Task description> Report how many lines of these entries hold the string "động"; reply with the number alone.

Stored records>

----------------------------------------

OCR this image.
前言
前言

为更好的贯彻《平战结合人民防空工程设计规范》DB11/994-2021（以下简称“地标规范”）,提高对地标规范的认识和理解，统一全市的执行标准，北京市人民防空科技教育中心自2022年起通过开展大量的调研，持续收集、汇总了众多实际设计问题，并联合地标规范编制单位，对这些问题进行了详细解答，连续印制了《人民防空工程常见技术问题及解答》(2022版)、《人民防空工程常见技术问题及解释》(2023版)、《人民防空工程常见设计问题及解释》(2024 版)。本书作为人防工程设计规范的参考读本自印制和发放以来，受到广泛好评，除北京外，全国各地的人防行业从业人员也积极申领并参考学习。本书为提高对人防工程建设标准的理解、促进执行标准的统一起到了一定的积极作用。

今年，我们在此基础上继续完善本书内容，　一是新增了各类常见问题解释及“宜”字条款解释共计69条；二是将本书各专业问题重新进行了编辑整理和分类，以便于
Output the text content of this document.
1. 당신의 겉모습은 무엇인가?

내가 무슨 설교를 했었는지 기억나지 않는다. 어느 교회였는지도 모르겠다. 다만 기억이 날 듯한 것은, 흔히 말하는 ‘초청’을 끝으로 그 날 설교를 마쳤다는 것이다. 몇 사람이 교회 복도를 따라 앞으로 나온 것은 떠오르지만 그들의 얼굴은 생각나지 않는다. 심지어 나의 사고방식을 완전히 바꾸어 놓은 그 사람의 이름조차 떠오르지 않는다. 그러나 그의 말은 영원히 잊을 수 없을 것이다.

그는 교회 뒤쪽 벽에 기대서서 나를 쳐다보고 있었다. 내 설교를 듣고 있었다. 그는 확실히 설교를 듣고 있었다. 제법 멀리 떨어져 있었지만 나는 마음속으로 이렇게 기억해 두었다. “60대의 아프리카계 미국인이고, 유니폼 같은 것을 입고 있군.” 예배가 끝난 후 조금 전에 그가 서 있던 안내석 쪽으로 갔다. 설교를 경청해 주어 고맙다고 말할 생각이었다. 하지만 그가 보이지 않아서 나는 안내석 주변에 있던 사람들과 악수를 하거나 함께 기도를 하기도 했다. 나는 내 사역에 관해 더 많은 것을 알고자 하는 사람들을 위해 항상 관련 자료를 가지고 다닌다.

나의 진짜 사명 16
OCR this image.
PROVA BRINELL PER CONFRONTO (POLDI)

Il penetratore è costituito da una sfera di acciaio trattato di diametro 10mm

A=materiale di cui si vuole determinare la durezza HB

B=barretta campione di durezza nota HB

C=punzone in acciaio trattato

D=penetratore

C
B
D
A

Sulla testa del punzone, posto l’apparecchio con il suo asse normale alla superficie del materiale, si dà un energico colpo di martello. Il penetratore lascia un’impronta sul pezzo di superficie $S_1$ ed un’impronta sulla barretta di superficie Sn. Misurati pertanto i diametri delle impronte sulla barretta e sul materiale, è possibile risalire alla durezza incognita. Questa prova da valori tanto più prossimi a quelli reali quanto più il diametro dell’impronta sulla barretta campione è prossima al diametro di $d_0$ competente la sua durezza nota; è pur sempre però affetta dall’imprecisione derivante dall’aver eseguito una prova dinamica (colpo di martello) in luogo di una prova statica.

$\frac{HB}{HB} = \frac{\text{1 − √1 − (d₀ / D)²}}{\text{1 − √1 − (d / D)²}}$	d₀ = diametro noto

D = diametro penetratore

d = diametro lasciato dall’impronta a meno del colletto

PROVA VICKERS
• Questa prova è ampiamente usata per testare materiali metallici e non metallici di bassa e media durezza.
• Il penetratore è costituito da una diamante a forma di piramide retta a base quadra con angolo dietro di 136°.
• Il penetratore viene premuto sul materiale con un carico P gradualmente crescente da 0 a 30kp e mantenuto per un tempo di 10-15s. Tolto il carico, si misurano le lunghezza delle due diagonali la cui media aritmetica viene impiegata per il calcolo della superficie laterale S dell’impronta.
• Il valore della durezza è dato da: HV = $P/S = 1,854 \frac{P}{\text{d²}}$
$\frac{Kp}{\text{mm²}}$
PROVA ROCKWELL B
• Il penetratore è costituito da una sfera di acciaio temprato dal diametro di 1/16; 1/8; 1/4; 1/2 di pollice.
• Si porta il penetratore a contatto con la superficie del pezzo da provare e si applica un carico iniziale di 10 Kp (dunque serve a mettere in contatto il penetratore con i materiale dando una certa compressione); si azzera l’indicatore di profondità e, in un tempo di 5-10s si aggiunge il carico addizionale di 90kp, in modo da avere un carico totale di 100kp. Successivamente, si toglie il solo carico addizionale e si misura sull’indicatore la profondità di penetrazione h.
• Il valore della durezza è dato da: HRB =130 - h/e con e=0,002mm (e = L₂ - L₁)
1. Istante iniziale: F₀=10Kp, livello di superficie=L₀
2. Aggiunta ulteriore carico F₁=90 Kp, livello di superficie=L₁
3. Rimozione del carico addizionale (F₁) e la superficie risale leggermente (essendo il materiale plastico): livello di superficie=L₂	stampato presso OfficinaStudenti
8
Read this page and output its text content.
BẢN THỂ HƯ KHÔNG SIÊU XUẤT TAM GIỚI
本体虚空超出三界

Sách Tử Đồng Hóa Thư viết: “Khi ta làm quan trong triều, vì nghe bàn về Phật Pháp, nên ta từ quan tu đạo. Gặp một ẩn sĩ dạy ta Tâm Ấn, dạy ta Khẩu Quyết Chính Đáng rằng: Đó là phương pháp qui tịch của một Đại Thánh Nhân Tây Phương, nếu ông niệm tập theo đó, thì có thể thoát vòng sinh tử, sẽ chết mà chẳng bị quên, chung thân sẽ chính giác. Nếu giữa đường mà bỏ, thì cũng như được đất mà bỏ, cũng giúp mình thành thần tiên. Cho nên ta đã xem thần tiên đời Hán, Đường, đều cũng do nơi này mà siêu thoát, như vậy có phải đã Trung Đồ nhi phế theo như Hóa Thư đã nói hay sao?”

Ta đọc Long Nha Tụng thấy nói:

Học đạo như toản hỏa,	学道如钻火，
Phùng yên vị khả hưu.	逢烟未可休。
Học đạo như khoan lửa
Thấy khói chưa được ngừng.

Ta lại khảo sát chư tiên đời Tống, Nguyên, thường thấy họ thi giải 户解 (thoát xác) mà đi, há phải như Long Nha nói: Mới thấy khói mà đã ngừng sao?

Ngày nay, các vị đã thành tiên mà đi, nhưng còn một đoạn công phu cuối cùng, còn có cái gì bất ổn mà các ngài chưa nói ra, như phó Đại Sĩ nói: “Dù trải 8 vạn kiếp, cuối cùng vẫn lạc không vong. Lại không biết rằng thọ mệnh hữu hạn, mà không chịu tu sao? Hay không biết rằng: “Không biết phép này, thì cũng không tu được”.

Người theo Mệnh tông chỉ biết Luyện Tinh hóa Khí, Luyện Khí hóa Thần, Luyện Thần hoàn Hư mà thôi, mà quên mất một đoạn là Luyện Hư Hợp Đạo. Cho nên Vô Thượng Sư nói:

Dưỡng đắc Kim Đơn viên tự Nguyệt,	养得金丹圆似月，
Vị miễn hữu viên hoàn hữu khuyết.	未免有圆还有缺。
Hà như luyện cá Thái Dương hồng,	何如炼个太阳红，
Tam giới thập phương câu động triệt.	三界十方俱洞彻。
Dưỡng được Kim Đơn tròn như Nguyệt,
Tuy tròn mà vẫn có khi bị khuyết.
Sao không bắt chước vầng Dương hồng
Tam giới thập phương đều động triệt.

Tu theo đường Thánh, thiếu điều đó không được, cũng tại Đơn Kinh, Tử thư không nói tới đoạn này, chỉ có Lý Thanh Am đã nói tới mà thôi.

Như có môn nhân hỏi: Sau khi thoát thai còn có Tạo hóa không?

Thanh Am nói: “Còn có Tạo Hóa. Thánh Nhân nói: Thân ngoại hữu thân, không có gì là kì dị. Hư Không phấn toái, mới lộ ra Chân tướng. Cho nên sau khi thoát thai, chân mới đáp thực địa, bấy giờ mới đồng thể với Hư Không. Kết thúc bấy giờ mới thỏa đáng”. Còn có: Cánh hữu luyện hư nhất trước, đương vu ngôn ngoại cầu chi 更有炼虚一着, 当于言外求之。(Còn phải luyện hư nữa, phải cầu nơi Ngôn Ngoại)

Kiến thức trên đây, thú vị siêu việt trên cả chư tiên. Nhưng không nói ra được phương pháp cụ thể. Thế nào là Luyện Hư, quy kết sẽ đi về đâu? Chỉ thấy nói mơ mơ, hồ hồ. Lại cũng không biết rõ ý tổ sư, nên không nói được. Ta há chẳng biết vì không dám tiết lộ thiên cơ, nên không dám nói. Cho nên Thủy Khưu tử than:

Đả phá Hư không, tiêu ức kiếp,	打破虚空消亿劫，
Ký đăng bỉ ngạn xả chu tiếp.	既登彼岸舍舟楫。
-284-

----------------------------------------

Reply to the task> 2